Stored records:
·····

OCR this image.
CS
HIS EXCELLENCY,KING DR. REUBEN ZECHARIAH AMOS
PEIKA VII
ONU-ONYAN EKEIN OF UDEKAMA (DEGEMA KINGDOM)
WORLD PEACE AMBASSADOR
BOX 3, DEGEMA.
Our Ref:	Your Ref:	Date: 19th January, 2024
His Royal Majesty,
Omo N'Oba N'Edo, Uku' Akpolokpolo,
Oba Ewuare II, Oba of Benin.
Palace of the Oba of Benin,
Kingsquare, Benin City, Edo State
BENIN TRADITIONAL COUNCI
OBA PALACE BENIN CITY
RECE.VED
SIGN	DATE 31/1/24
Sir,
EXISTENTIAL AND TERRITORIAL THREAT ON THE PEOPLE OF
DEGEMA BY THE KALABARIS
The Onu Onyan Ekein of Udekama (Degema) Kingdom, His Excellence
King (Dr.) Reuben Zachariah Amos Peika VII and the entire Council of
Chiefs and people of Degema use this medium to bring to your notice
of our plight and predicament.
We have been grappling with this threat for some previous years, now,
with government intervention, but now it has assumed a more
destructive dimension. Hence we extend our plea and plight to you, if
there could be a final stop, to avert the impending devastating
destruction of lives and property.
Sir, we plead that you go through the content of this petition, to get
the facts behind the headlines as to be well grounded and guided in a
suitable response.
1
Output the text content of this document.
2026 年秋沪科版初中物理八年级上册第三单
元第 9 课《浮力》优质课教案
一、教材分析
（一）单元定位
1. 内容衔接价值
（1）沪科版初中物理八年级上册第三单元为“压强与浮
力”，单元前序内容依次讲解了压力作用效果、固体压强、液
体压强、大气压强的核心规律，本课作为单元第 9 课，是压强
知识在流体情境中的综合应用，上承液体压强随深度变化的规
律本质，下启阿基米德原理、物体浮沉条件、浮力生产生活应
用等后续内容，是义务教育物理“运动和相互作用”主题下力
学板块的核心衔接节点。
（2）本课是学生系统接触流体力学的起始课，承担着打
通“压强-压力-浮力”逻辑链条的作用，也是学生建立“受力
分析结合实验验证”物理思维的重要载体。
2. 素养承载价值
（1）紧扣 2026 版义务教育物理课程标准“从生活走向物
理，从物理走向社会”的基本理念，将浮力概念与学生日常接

·····

# WHAT IS ASKED
Within the material above, find the lines that contain the word "plight"; copy them.

# THE OUTPUT
of our plight and predicament.
destructive dimension. Hence we extend our plea and plight to you, if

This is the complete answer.